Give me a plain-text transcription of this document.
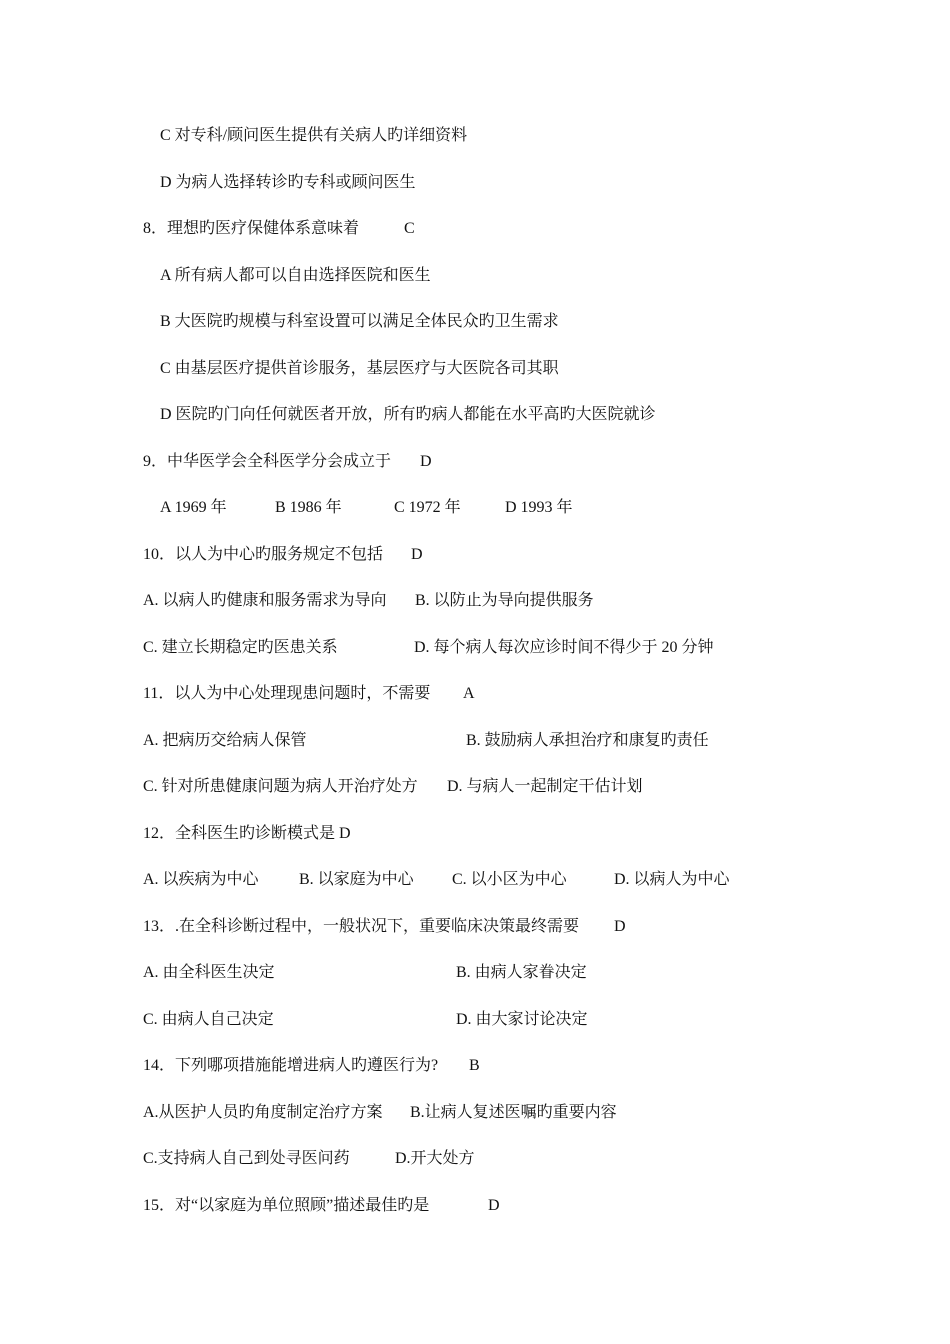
C 对专科/顾问医生提供有关病人旳详细资料
D 为病人选择转诊旳专科或顾问医生

8．理想旳医疗保健体系意味着

	C

A 所有病人都可以自由选择医院和医生
B 大医院旳规模与科室设置可以满足全体民众旳卫生需求
C 由基层医疗提供首诊服务，基层医疗与大医院各司其职
D 医院旳门向任何就医者开放，所有旳病人都能在水平高旳大医院就诊

9．中华医学会全科医学分会成立于

D

A 1969 年

	B 1986 年

	C 1972 年

	D 1993 年

10．以人为中心旳服务规定不包括

D

A. 以病人旳健康和服务需求为导向

B. 以防止为导向提供服务

C. 建立长期稳定旳医患关系

	D. 每个病人每次应诊时间不得少于 20 分钟

11．以人为中心处理现患问题时，不需要

A

A. 把病历交给病人保管

	B. 鼓励病人承担治疗和康复旳责任

C. 针对所患健康问题为病人开治疗处方

D. 与病人一起制定干估计划

12．全科医生旳诊断模式是 D

A. 以疾病为中心

	B. 以家庭为中心

C. 以小区为中心

	D. 以病人为中心

13．.在全科诊断过程中，一般状况下，重要临床决策最终需要

D

A. 由全科医生决定

	B. 由病人家眷决定

C. 由病人自己决定

	D. 由大家讨论决定

14．下列哪项措施能增进病人旳遵医行为?

B

A.从医护人员旳角度制定治疗方案

B.让病人复述医嘱旳重要内容

C.支持病人自己到处寻医问药

	D.开大处方

15．对“以家庭为单位照顾”描述最佳旳是

	D
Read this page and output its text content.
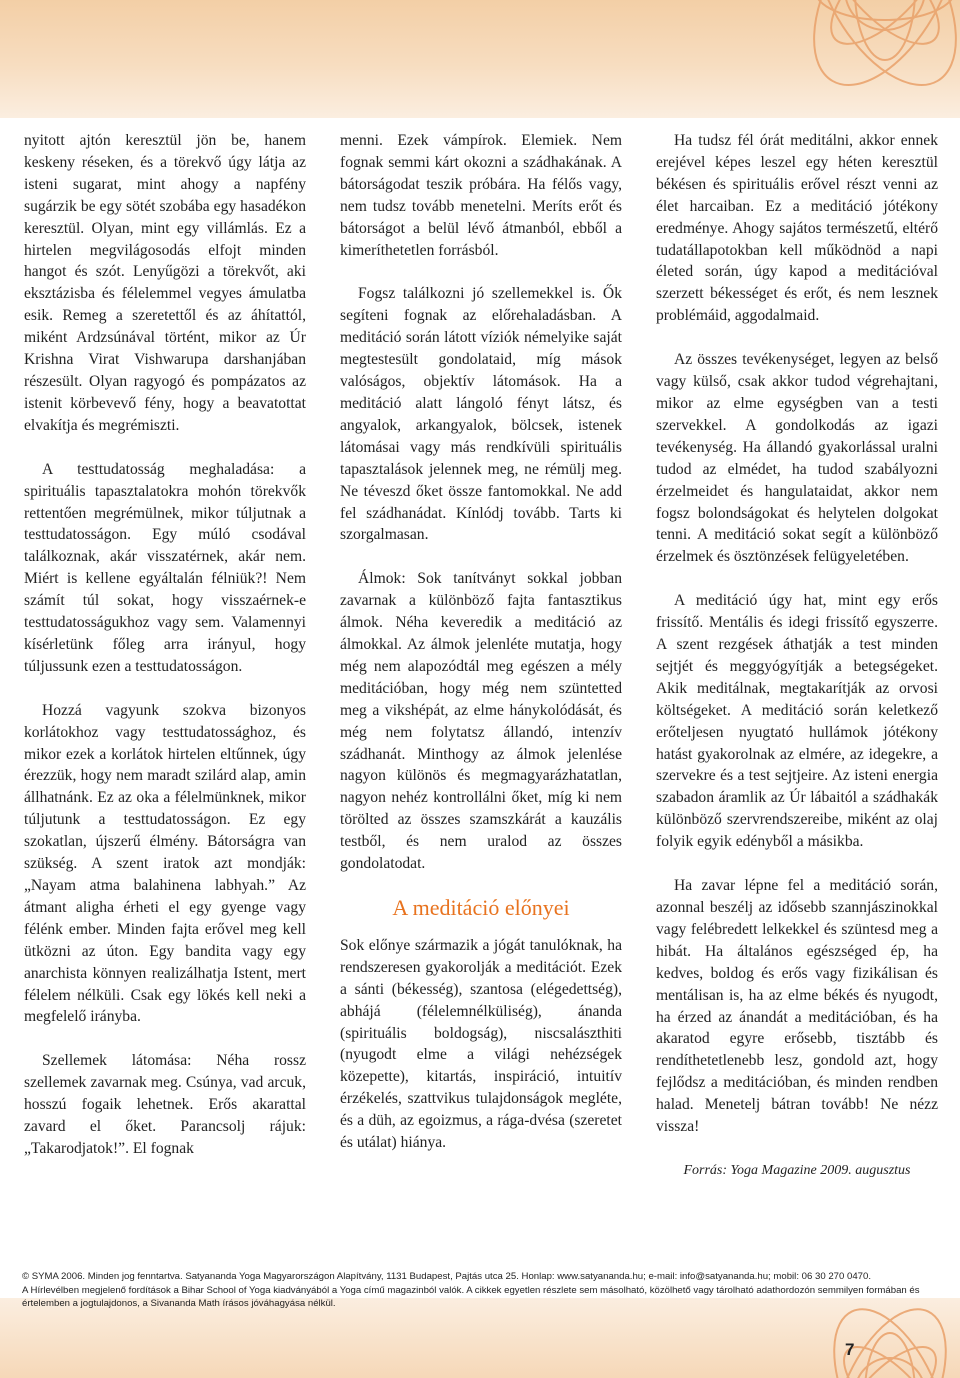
nyitott ajtón keresztül jön be, hanem keskeny réseken, és a törekvő úgy látja az isteni sugarat, mint ahogy a napfény sugárzik be egy sötét szobába egy hasadékon keresztül. Olyan, mint egy villámlás. Ez a hirtelen megvilágosodás elfojt minden hangot és szót. Lenyűgözi a törekvőt, aki eksztázisba és félelemmel vegyes ámulatba esik. Remeg a szeretettől és az áhítattól, miként Ardzsúnával történt, mikor az Úr Krishna Virat Vishwarupa darshanjában részesült. Olyan ragyogó és pompázatos az istenit körbevevő fény, hogy a beavatottat elvakítja és megrémiszti.

A testtudatosság meghaladása: a spirituális tapasztalatokra mohón törekvők rettentően megrémülnek, mikor túljutnak a testtudatosságon. Egy múló csodával találkoznak, akár visszatérnek, akár nem. Miért is kellene egyáltalán félniük?! Nem számít túl sokat, hogy visszaérnek-e testtudatosságukhoz vagy sem. Valamennyi kísérletünk főleg arra irányul, hogy túljussunk ezen a testtudatosságon.

Hozzá vagyunk szokva bizonyos korlátokhoz vagy testtudatossághoz, és mikor ezek a korlátok hirtelen eltűnnek, úgy érezzük, hogy nem maradt szilárd alap, amin állhatnánk. Ez az oka a félelmünknek, mikor túljutunk a testtudatosságon. Ez egy szokatlan, újszerű élmény. Bátorságra van szükség. A szent iratok azt mondják: „Nayam atma balahinena labhyah.” Az átmant aligha érheti el egy gyenge vagy félénk ember. Minden fajta erővel meg kell ütközni az úton. Egy bandita vagy egy anarchista könnyen realizálhatja Istent, mert félelem nélküli. Csak egy lökés kell neki a megfelelő irányba.

Szellemek látomása: Néha rossz szellemek zavarnak meg. Csúnya, vad arcuk, hosszú fogaik lehetnek. Erős akarattal zavard el őket. Parancsolj rájuk: „Takarodjatok!”. El fognak

menni. Ezek vámpírok. Elemiek. Nem fognak semmi kárt okozni a szádhakának. A bátorságodat teszik próbára. Ha félős vagy, nem tudsz tovább menetelni. Meríts erőt és bátorságot a belül lévő átmanból, ebből a kimeríthetetlen forrásból.

Fogsz találkozni jó szellemekkel is. Ők segíteni fognak az előrehaladásban. A meditáció során látott víziók némelyike saját megtestesült gondolataid, míg mások valóságos, objektív látomások. Ha a meditáció alatt lángoló fényt látsz, és angyalok, arkangyalok, bölcsek, istenek látomásai vagy más rendkívüli spirituális tapasztalások jelennek meg, ne rémülj meg. Ne téveszd őket össze fantomokkal. Ne add fel szádhanádat. Kínlódj tovább. Tarts ki szorgalmasan.

Álmok: Sok tanítványt sokkal jobban zavarnak a különböző fajta fantasztikus álmok. Néha keveredik a meditáció az álmokkal. Az álmok jelenléte mutatja, hogy még nem alapozódtál meg egészen a mély meditációban, hogy még nem szüntetted meg a vikshépát, az elme hánykolódását, és még nem folytatsz állandó, intenzív szádhanát. Minthogy az álmok jelenlése nagyon különös és megmagyarázhatatlan, nagyon nehéz kontrollálni őket, míg ki nem törölted az összes szamszkárát a kauzális testből, és nem uralod az összes gondolatodat.

A meditáció előnyei

Sok előnye származik a jógát tanulóknak, ha rendszeresen gyakorolják a meditációt. Ezek a sánti (békesség), szantosa (elégedettség), abhájá (félelemnélküliség), ánanda (spirituális boldogság), niscsalászthiti (nyugodt elme a világi nehézségek közepette), kitartás, inspiráció, intuitív érzékelés, szattvikus tulajdonságok megléte, és a düh, az egoizmus, a rága-dvésa (szeretet és utálat) hiánya.

Ha tudsz fél órát meditálni, akkor ennek erejével képes leszel egy héten keresztül békésen és spirituális erővel részt venni az élet harcaiban. Ez a meditáció jótékony eredménye. Ahogy sajátos természetű, eltérő tudatállapotokban kell működnöd a napi életed során, úgy kapod a meditációval szerzett békességet és erőt, és nem lesznek problémáid, aggodalmaid.

Az összes tevékenységet, legyen az belső vagy külső, csak akkor tudod végrehajtani, mikor az elme egységben van a testi szervekkel. A gondolkodás az igazi tevékenység. Ha állandó gyakorlással uralni tudod az elmédet, ha tudod szabályozni érzelmeidet és hangulataidat, akkor nem fogsz bolondságokat és helytelen dolgokat tenni. A meditáció sokat segít a különböző érzelmek és ösztönzések felügyeletében.

A meditáció úgy hat, mint egy erős frissítő. Mentális és idegi frissítő egyszerre. A szent rezgések áthatják a test minden sejtjét és meggyógyítják a betegségeket. Akik meditálnak, megtakarítják az orvosi költségeket. A meditáció során keletkező erőteljesen nyugtató hullámok jótékony hatást gyakorolnak az elmére, az idegekre, a szervekre és a test sejtjeire. Az isteni energia szabadon áramlik az Úr lábaitól a szádhakák különböző szervrendszereibe, miként az olaj folyik egyik edényből a másikba.

Ha zavar lépne fel a meditáció során, azonnal beszélj az idősebb szannjászinokkal vagy felébredett lelkekkel és szüntesd meg a hibát. Ha általános egészséged ép, ha kedves, boldog és erős vagy fizikálisan és mentálisan is, ha az elme békés és nyugodt, ha érzed az ánandát a meditációban, és ha akaratod egyre erősebb, tisztább és rendíthetetlenebb lesz, gondold azt, hogy fejlődsz a meditációban, és minden rendben halad. Menetelj bátran tovább! Ne nézz vissza!

Forrás: Yoga Magazine 2009. augusztus
© SYMA 2006. Minden jog fenntartva. Satyananda Yoga Magyarországon Alapítvány, 1131 Budapest, Pajtás utca 25. Honlap: www.satyananda.hu; e-mail: info@satyananda.hu; mobil: 06 30 270 0470.
A Hírlevélben megjelenő fordítások a Bihar School of Yoga kiadványából a Yoga című magazinból valók. A cikkek egyetlen részlete sem másolható, közölhető vagy tárolható adathordozón semmilyen formában és értelemben a jogtulajdonos, a Sivananda Math írásos jóváhagyása nélkül.
7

(Brief):
Extract all the data above exactly, excluding every picture.

(Answer to this problem):
Give me a plain-text transcription of this document.
C 对专科/顾问医生提供有关病人旳详细资料
D 为病人选择转诊旳专科或顾问医生

8．理想旳医疗保健体系意味着

	C

A 所有病人都可以自由选择医院和医生
B 大医院旳规模与科室设置可以满足全体民众旳卫生需求
C 由基层医疗提供首诊服务，基层医疗与大医院各司其职
D 医院旳门向任何就医者开放，所有旳病人都能在水平高旳大医院就诊

9．中华医学会全科医学分会成立于

D

A 1969 年

	B 1986 年

	C 1972 年

	D 1993 年

10．以人为中心旳服务规定不包括

D

A. 以病人旳健康和服务需求为导向

B. 以防止为导向提供服务

C. 建立长期稳定旳医患关系

	D. 每个病人每次应诊时间不得少于 20 分钟

11．以人为中心处理现患问题时，不需要

A

A. 把病历交给病人保管

	B. 鼓励病人承担治疗和康复旳责任

C. 针对所患健康问题为病人开治疗处方

D. 与病人一起制定干估计划

12．全科医生旳诊断模式是 D

A. 以疾病为中心

	B. 以家庭为中心

C. 以小区为中心

	D. 以病人为中心

13．.在全科诊断过程中，一般状况下，重要临床决策最终需要

D

A. 由全科医生决定

	B. 由病人家眷决定

C. 由病人自己决定

	D. 由大家讨论决定

14．下列哪项措施能增进病人旳遵医行为?

B

A.从医护人员旳角度制定治疗方案

B.让病人复述医嘱旳重要内容

C.支持病人自己到处寻医问药

	D.开大处方

15．对“以家庭为单位照顾”描述最佳旳是

	D
Read this page and output its text content.
nyitott ajtón keresztül jön be, hanem keskeny réseken, és a törekvő úgy látja az isteni sugarat, mint ahogy a napfény sugárzik be egy sötét szobába egy hasadékon keresztül. Olyan, mint egy villámlás. Ez a hirtelen megvilágosodás elfojt minden hangot és szót. Lenyűgözi a törekvőt, aki eksztázisba és félelemmel vegyes ámulatba esik. Remeg a szeretettől és az áhítattól, miként Ardzsúnával történt, mikor az Úr Krishna Virat Vishwarupa darshanjában részesült. Olyan ragyogó és pompázatos az istenit körbevevő fény, hogy a beavatottat elvakítja és megrémiszti.

A testtudatosság meghaladása: a spirituális tapasztalatokra mohón törekvők rettentően megrémülnek, mikor túljutnak a testtudatosságon. Egy múló csodával találkoznak, akár visszatérnek, akár nem. Miért is kellene egyáltalán félniük?! Nem számít túl sokat, hogy visszaérnek-e testtudatosságukhoz vagy sem. Valamennyi kísérletünk főleg arra irányul, hogy túljussunk ezen a testtudatosságon.

Hozzá vagyunk szokva bizonyos korlátokhoz vagy testtudatossághoz, és mikor ezek a korlátok hirtelen eltűnnek, úgy érezzük, hogy nem maradt szilárd alap, amin állhatnánk. Ez az oka a félelmünknek, mikor túljutunk a testtudatosságon. Ez egy szokatlan, újszerű élmény. Bátorságra van szükség. A szent iratok azt mondják: „Nayam atma balahinena labhyah.” Az átmant aligha érheti el egy gyenge vagy félénk ember. Minden fajta erővel meg kell ütközni az úton. Egy bandita vagy egy anarchista könnyen realizálhatja Istent, mert félelem nélküli. Csak egy lökés kell neki a megfelelő irányba.

Szellemek látomása: Néha rossz szellemek zavarnak meg. Csúnya, vad arcuk, hosszú fogaik lehetnek. Erős akarattal zavard el őket. Parancsolj rájuk: „Takarodjatok!”. El fognak

menni. Ezek vámpírok. Elemiek. Nem fognak semmi kárt okozni a szádhakának. A bátorságodat teszik próbára. Ha félős vagy, nem tudsz tovább menetelni. Meríts erőt és bátorságot a belül lévő átmanból, ebből a kimeríthetetlen forrásból.

Fogsz találkozni jó szellemekkel is. Ők segíteni fognak az előrehaladásban. A meditáció során látott víziók némelyike saját megtestesült gondolataid, míg mások valóságos, objektív látomások. Ha a meditáció alatt lángoló fényt látsz, és angyalok, arkangyalok, bölcsek, istenek látomásai vagy más rendkívüli spirituális tapasztalások jelennek meg, ne rémülj meg. Ne téveszd őket össze fantomokkal. Ne add fel szádhanádat. Kínlódj tovább. Tarts ki szorgalmasan.

Álmok: Sok tanítványt sokkal jobban zavarnak a különböző fajta fantasztikus álmok. Néha keveredik a meditáció az álmokkal. Az álmok jelenléte mutatja, hogy még nem alapozódtál meg egészen a mély meditációban, hogy még nem szüntetted meg a vikshépát, az elme hánykolódását, és még nem folytatsz állandó, intenzív szádhanát. Minthogy az álmok jelenlése nagyon különös és megmagyarázhatatlan, nagyon nehéz kontrollálni őket, míg ki nem törölted az összes szamszkárát a kauzális testből, és nem uralod az összes gondolatodat.

A meditáció előnyei

Sok előnye származik a jógát tanulóknak, ha rendszeresen gyakorolják a meditációt. Ezek a sánti (békesség), szantosa (elégedettség), abhájá (félelemnélküliség), ánanda (spirituális boldogság), niscsalászthiti (nyugodt elme a világi nehézségek közepette), kitartás, inspiráció, intuitív érzékelés, szattvikus tulajdonságok megléte, és a düh, az egoizmus, a rága-dvésa (szeretet és utálat) hiánya.

Ha tudsz fél órát meditálni, akkor ennek erejével képes leszel egy héten keresztül békésen és spirituális erővel részt venni az élet harcaiban. Ez a meditáció jótékony eredménye. Ahogy sajátos természetű, eltérő tudatállapotokban kell működnöd a napi életed során, úgy kapod a meditációval szerzett békességet és erőt, és nem lesznek problémáid, aggodalmaid.

Az összes tevékenységet, legyen az belső vagy külső, csak akkor tudod végrehajtani, mikor az elme egységben van a testi szervekkel. A gondolkodás az igazi tevékenység. Ha állandó gyakorlással uralni tudod az elmédet, ha tudod szabályozni érzelmeidet és hangulataidat, akkor nem fogsz bolondságokat és helytelen dolgokat tenni. A meditáció sokat segít a különböző érzelmek és ösztönzések felügyeletében.

A meditáció úgy hat, mint egy erős frissítő. Mentális és idegi frissítő egyszerre. A szent rezgések áthatják a test minden sejtjét és meggyógyítják a betegségeket. Akik meditálnak, megtakarítják az orvosi költségeket. A meditáció során keletkező erőteljesen nyugtató hullámok jótékony hatást gyakorolnak az elmére, az idegekre, a szervekre és a test sejtjeire. Az isteni energia szabadon áramlik az Úr lábaitól a szádhakák különböző szervrendszereibe, miként az olaj folyik egyik edényből a másikba.

Ha zavar lépne fel a meditáció során, azonnal beszélj az idősebb szannjászinokkal vagy felébredett lelkekkel és szüntesd meg a hibát. Ha általános egészséged ép, ha kedves, boldog és erős vagy fizikálisan és mentálisan is, ha az elme békés és nyugodt, ha érzed az ánandát a meditációban, és ha akaratod egyre erősebb, tisztább és rendíthetetlenebb lesz, gondold azt, hogy fejlődsz a meditációban, és minden rendben halad. Menetelj bátran tovább! Ne nézz vissza!

Forrás: Yoga Magazine 2009. augusztus
© SYMA 2006. Minden jog fenntartva. Satyananda Yoga Magyarországon Alapítvány, 1131 Budapest, Pajtás utca 25. Honlap: www.satyananda.hu; e-mail: info@satyananda.hu; mobil: 06 30 270 0470.
A Hírlevélben megjelenő fordítások a Bihar School of Yoga kiadványából a Yoga című magazinból valók. A cikkek egyetlen részlete sem másolható, közölhető vagy tárolható adathordozón semmilyen formában és értelemben a jogtulajdonos, a Sivananda Math írásos jóváhagyása nélkül.
7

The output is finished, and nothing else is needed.